→ Aim of the exercise: Below is a set of records; restate each one word for word.

==== Data for this exercise ====

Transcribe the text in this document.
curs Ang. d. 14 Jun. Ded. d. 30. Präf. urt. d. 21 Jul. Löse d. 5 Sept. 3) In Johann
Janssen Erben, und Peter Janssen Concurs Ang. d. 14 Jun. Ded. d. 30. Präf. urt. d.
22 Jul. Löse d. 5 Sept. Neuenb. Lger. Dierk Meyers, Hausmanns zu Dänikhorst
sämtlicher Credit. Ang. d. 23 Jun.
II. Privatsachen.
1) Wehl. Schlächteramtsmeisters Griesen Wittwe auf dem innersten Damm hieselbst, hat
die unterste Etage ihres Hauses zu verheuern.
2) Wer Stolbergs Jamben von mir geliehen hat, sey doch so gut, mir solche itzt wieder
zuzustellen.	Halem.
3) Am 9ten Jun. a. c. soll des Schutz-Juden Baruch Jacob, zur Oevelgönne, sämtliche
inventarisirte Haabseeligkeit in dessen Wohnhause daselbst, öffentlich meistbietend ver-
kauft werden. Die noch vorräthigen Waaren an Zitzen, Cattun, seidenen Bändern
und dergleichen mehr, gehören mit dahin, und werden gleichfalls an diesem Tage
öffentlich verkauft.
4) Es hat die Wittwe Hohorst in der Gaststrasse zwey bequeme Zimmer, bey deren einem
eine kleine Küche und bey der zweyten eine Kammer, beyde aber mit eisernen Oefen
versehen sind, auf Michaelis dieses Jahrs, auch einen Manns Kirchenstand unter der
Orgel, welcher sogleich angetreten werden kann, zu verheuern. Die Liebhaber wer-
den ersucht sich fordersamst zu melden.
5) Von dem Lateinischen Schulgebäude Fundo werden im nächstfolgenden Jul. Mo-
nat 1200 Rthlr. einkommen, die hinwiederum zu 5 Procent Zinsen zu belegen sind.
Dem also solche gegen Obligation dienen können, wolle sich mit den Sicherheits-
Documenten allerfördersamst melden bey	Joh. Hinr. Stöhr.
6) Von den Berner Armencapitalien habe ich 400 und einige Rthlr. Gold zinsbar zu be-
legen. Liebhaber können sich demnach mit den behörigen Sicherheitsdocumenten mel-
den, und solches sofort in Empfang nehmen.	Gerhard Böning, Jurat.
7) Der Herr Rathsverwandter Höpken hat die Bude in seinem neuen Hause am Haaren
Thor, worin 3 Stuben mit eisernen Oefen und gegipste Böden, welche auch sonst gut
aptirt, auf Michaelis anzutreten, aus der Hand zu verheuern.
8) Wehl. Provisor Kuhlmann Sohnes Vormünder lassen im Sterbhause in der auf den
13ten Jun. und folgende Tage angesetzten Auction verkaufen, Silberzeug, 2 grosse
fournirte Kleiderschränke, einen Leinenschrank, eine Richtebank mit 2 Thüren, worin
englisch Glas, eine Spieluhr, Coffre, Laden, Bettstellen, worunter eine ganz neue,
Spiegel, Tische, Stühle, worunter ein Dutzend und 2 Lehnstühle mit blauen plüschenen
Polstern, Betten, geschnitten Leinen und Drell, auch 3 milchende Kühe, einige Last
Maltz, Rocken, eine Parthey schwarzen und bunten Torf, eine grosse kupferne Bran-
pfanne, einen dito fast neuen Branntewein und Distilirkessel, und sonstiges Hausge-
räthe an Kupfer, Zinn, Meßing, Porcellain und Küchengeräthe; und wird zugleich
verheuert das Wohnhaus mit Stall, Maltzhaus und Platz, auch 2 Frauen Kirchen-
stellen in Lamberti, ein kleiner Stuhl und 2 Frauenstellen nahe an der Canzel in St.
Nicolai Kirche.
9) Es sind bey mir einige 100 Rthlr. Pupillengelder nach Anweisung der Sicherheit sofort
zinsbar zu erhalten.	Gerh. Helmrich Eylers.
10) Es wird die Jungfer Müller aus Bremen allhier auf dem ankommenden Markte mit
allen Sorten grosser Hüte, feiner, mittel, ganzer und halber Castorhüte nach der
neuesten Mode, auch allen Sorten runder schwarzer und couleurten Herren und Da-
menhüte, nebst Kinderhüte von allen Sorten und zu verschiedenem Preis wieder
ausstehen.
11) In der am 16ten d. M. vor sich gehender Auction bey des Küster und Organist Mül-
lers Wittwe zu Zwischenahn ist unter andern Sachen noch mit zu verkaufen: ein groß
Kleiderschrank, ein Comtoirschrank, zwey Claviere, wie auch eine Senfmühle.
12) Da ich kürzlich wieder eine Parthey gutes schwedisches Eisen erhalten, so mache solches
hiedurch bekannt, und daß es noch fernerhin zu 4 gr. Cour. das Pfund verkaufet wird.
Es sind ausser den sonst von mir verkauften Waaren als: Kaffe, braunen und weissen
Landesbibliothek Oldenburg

====

→ Output for this task:
Transcribe the text in this document.
curs Ang. d. 14 Jun. Ded. d. 30. Präf. urt. d. 21 Jul. Löse d. 5 Sept. 3) In Johann
Janssen Erben, und Peter Janssen Concurs Ang. d. 14 Jun. Ded. d. 30. Präf. urt. d.
22 Jul. Löse d. 5 Sept. Neuenb. Lger. Dierk Meyers, Hausmanns zu Dänikhorst
sämtlicher Credit. Ang. d. 23 Jun.
II. Privatsachen.
1) Wehl. Schlächteramtsmeisters Griesen Wittwe auf dem innersten Damm hieselbst, hat
die unterste Etage ihres Hauses zu verheuern.
2) Wer Stolbergs Jamben von mir geliehen hat, sey doch so gut, mir solche itzt wieder
zuzustellen.	Halem.
3) Am 9ten Jun. a. c. soll des Schutz-Juden Baruch Jacob, zur Oevelgönne, sämtliche
inventarisirte Haabseeligkeit in dessen Wohnhause daselbst, öffentlich meistbietend ver-
kauft werden. Die noch vorräthigen Waaren an Zitzen, Cattun, seidenen Bändern
und dergleichen mehr, gehören mit dahin, und werden gleichfalls an diesem Tage
öffentlich verkauft.
4) Es hat die Wittwe Hohorst in der Gaststrasse zwey bequeme Zimmer, bey deren einem
eine kleine Küche und bey der zweyten eine Kammer, beyde aber mit eisernen Oefen
versehen sind, auf Michaelis dieses Jahrs, auch einen Manns Kirchenstand unter der
Orgel, welcher sogleich angetreten werden kann, zu verheuern. Die Liebhaber wer-
den ersucht sich fordersamst zu melden.
5) Von dem Lateinischen Schulgebäude Fundo werden im nächstfolgenden Jul. Mo-
nat 1200 Rthlr. einkommen, die hinwiederum zu 5 Procent Zinsen zu belegen sind.
Dem also solche gegen Obligation dienen können, wolle sich mit den Sicherheits-
Documenten allerfördersamst melden bey	Joh. Hinr. Stöhr.
6) Von den Berner Armencapitalien habe ich 400 und einige Rthlr. Gold zinsbar zu be-
legen. Liebhaber können sich demnach mit den behörigen Sicherheitsdocumenten mel-
den, und solches sofort in Empfang nehmen.	Gerhard Böning, Jurat.
7) Der Herr Rathsverwandter Höpken hat die Bude in seinem neuen Hause am Haaren
Thor, worin 3 Stuben mit eisernen Oefen und gegipste Böden, welche auch sonst gut
aptirt, auf Michaelis anzutreten, aus der Hand zu verheuern.
8) Wehl. Provisor Kuhlmann Sohnes Vormünder lassen im Sterbhause in der auf den
13ten Jun. und folgende Tage angesetzten Auction verkaufen, Silberzeug, 2 grosse
fournirte Kleiderschränke, einen Leinenschrank, eine Richtebank mit 2 Thüren, worin
englisch Glas, eine Spieluhr, Coffre, Laden, Bettstellen, worunter eine ganz neue,
Spiegel, Tische, Stühle, worunter ein Dutzend und 2 Lehnstühle mit blauen plüschenen
Polstern, Betten, geschnitten Leinen und Drell, auch 3 milchende Kühe, einige Last
Maltz, Rocken, eine Parthey schwarzen und bunten Torf, eine grosse kupferne Bran-
pfanne, einen dito fast neuen Branntewein und Distilirkessel, und sonstiges Hausge-
räthe an Kupfer, Zinn, Meßing, Porcellain und Küchengeräthe; und wird zugleich
verheuert das Wohnhaus mit Stall, Maltzhaus und Platz, auch 2 Frauen Kirchen-
stellen in Lamberti, ein kleiner Stuhl und 2 Frauenstellen nahe an der Canzel in St.
Nicolai Kirche.
9) Es sind bey mir einige 100 Rthlr. Pupillengelder nach Anweisung der Sicherheit sofort
zinsbar zu erhalten.	Gerh. Helmrich Eylers.
10) Es wird die Jungfer Müller aus Bremen allhier auf dem ankommenden Markte mit
allen Sorten grosser Hüte, feiner, mittel, ganzer und halber Castorhüte nach der
neuesten Mode, auch allen Sorten runder schwarzer und couleurten Herren und Da-
menhüte, nebst Kinderhüte von allen Sorten und zu verschiedenem Preis wieder
ausstehen.
11) In der am 16ten d. M. vor sich gehender Auction bey des Küster und Organist Mül-
lers Wittwe zu Zwischenahn ist unter andern Sachen noch mit zu verkaufen: ein groß
Kleiderschrank, ein Comtoirschrank, zwey Claviere, wie auch eine Senfmühle.
12) Da ich kürzlich wieder eine Parthey gutes schwedisches Eisen erhalten, so mache solches
hiedurch bekannt, und daß es noch fernerhin zu 4 gr. Cour. das Pfund verkaufet wird.
Es sind ausser den sonst von mir verkauften Waaren als: Kaffe, braunen und weissen
Landesbibliothek Oldenburg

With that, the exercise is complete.